* Start *

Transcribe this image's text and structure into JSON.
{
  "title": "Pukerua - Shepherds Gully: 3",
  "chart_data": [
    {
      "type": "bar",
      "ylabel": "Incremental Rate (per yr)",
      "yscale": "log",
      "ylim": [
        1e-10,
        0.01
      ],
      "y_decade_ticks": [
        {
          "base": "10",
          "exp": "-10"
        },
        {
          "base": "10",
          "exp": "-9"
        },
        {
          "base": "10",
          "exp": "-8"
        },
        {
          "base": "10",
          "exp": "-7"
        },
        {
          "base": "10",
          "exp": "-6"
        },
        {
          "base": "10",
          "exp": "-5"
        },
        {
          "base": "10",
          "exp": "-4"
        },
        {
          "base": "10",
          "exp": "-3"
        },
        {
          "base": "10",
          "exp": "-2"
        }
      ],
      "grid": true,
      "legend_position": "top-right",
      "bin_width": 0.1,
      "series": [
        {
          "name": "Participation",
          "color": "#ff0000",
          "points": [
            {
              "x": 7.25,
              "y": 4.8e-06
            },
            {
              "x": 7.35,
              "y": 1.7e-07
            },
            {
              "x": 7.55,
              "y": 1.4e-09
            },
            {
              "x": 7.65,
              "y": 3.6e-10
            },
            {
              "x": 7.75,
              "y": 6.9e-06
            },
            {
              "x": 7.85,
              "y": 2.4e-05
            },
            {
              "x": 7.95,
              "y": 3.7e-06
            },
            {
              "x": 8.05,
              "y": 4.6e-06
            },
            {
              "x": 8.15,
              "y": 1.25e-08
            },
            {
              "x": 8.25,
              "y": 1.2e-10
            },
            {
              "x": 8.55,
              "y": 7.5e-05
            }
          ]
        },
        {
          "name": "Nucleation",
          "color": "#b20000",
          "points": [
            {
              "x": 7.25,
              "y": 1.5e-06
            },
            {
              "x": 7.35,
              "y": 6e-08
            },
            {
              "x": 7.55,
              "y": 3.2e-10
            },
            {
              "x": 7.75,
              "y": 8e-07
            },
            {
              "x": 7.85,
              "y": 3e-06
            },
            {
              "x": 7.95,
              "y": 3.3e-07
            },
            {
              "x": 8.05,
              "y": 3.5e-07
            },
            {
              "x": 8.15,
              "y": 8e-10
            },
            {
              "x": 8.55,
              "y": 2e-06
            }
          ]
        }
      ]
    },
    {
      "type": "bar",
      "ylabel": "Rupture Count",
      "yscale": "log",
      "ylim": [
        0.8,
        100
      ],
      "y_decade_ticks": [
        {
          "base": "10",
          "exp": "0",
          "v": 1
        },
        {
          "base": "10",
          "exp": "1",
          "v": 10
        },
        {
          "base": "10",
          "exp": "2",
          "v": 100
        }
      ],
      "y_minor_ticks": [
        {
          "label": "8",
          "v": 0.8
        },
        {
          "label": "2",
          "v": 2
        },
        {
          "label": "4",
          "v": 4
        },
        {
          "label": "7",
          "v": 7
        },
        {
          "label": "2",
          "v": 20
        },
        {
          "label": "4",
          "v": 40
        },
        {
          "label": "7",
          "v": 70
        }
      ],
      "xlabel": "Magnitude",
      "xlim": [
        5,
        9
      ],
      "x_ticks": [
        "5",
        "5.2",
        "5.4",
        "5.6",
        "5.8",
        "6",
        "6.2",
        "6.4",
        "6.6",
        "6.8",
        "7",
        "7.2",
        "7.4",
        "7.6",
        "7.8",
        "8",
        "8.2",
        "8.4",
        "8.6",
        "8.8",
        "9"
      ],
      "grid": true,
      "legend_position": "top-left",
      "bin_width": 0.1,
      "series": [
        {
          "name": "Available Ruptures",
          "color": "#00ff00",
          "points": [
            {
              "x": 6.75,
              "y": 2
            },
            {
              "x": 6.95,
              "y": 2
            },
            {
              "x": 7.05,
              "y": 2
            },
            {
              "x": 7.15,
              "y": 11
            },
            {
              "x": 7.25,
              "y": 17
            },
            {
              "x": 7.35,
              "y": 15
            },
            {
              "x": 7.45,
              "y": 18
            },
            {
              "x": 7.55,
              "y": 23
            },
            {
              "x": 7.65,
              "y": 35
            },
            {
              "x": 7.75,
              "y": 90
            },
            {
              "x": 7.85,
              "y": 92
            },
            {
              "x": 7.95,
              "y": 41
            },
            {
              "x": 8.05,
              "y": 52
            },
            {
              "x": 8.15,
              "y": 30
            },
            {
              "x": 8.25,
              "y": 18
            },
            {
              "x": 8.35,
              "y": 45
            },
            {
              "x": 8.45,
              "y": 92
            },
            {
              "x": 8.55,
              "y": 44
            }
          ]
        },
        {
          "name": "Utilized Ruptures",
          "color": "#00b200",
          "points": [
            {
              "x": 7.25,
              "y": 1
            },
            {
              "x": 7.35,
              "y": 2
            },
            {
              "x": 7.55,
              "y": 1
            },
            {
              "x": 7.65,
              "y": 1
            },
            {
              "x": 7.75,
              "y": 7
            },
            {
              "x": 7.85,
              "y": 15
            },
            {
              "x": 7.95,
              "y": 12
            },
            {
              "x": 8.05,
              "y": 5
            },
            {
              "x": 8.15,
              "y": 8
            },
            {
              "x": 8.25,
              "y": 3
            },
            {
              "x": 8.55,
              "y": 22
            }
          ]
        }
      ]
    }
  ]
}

* End *

__EXERCISE DESCRIPTION__:
Quote all of the entries exactly as they appear.

__FULL RESPONSE__:
Transcribe this image's text and structure into JSON.
{
  "title": "Pukerua - Shepherds Gully: 3",
  "chart_data": [
    {
      "type": "bar",
      "ylabel": "Incremental Rate (per yr)",
      "yscale": "log",
      "ylim": [
        1e-10,
        0.01
      ],
      "y_decade_ticks": [
        {
          "base": "10",
          "exp": "-10"
        },
        {
          "base": "10",
          "exp": "-9"
        },
        {
          "base": "10",
          "exp": "-8"
        },
        {
          "base": "10",
          "exp": "-7"
        },
        {
          "base": "10",
          "exp": "-6"
        },
        {
          "base": "10",
          "exp": "-5"
        },
        {
          "base": "10",
          "exp": "-4"
        },
        {
          "base": "10",
          "exp": "-3"
        },
        {
          "base": "10",
          "exp": "-2"
        }
      ],
      "grid": true,
      "legend_position": "top-right",
      "bin_width": 0.1,
      "series": [
        {
          "name": "Participation",
          "color": "#ff0000",
          "points": [
            {
              "x": 7.25,
              "y": 4.8e-06
            },
            {
              "x": 7.35,
              "y": 1.7e-07
            },
            {
              "x": 7.55,
              "y": 1.4e-09
            },
            {
              "x": 7.65,
              "y": 3.6e-10
            },
            {
              "x": 7.75,
              "y": 6.9e-06
            },
            {
              "x": 7.85,
              "y": 2.4e-05
            },
            {
              "x": 7.95,
              "y": 3.7e-06
            },
            {
              "x": 8.05,
              "y": 4.6e-06
            },
            {
              "x": 8.15,
              "y": 1.25e-08
            },
            {
              "x": 8.25,
              "y": 1.2e-10
            },
            {
              "x": 8.55,
              "y": 7.5e-05
            }
          ]
        },
        {
          "name": "Nucleation",
          "color": "#b20000",
          "points": [
            {
              "x": 7.25,
              "y": 1.5e-06
            },
            {
              "x": 7.35,
              "y": 6e-08
            },
            {
              "x": 7.55,
              "y": 3.2e-10
            },
            {
              "x": 7.75,
              "y": 8e-07
            },
            {
              "x": 7.85,
              "y": 3e-06
            },
            {
              "x": 7.95,
              "y": 3.3e-07
            },
            {
              "x": 8.05,
              "y": 3.5e-07
            },
            {
              "x": 8.15,
              "y": 8e-10
            },
            {
              "x": 8.55,
              "y": 2e-06
            }
          ]
        }
      ]
    },
    {
      "type": "bar",
      "ylabel": "Rupture Count",
      "yscale": "log",
      "ylim": [
        0.8,
        100
      ],
      "y_decade_ticks": [
        {
          "base": "10",
          "exp": "0",
          "v": 1
        },
        {
          "base": "10",
          "exp": "1",
          "v": 10
        },
        {
          "base": "10",
          "exp": "2",
          "v": 100
        }
      ],
      "y_minor_ticks": [
        {
          "label": "8",
          "v": 0.8
        },
        {
          "label": "2",
          "v": 2
        },
        {
          "label": "4",
          "v": 4
        },
        {
          "label": "7",
          "v": 7
        },
        {
          "label": "2",
          "v": 20
        },
        {
          "label": "4",
          "v": 40
        },
        {
          "label": "7",
          "v": 70
        }
      ],
      "xlabel": "Magnitude",
      "xlim": [
        5,
        9
      ],
      "x_ticks": [
        "5",
        "5.2",
        "5.4",
        "5.6",
        "5.8",
        "6",
        "6.2",
        "6.4",
        "6.6",
        "6.8",
        "7",
        "7.2",
        "7.4",
        "7.6",
        "7.8",
        "8",
        "8.2",
        "8.4",
        "8.6",
        "8.8",
        "9"
      ],
      "grid": true,
      "legend_position": "top-left",
      "bin_width": 0.1,
      "series": [
        {
          "name": "Available Ruptures",
          "color": "#00ff00",
          "points": [
            {
              "x": 6.75,
              "y": 2
            },
            {
              "x": 6.95,
              "y": 2
            },
            {
              "x": 7.05,
              "y": 2
            },
            {
              "x": 7.15,
              "y": 11
            },
            {
              "x": 7.25,
              "y": 17
            },
            {
              "x": 7.35,
              "y": 15
            },
            {
              "x": 7.45,
              "y": 18
            },
            {
              "x": 7.55,
              "y": 23
            },
            {
              "x": 7.65,
              "y": 35
            },
            {
              "x": 7.75,
              "y": 90
            },
            {
              "x": 7.85,
              "y": 92
            },
            {
              "x": 7.95,
              "y": 41
            },
            {
              "x": 8.05,
              "y": 52
            },
            {
              "x": 8.15,
              "y": 30
            },
            {
              "x": 8.25,
              "y": 18
            },
            {
              "x": 8.35,
              "y": 45
            },
            {
              "x": 8.45,
              "y": 92
            },
            {
              "x": 8.55,
              "y": 44
            }
          ]
        },
        {
          "name": "Utilized Ruptures",
          "color": "#00b200",
          "points": [
            {
              "x": 7.25,
              "y": 1
            },
            {
              "x": 7.35,
              "y": 2
            },
            {
              "x": 7.55,
              "y": 1
            },
            {
              "x": 7.65,
              "y": 1
            },
            {
              "x": 7.75,
              "y": 7
            },
            {
              "x": 7.85,
              "y": 15
            },
            {
              "x": 7.95,
              "y": 12
            },
            {
              "x": 8.05,
              "y": 5
            },
            {
              "x": 8.15,
              "y": 8
            },
            {
              "x": 8.25,
              "y": 3
            },
            {
              "x": 8.55,
              "y": 22
            }
          ]
        }
      ]
    }
  ]
}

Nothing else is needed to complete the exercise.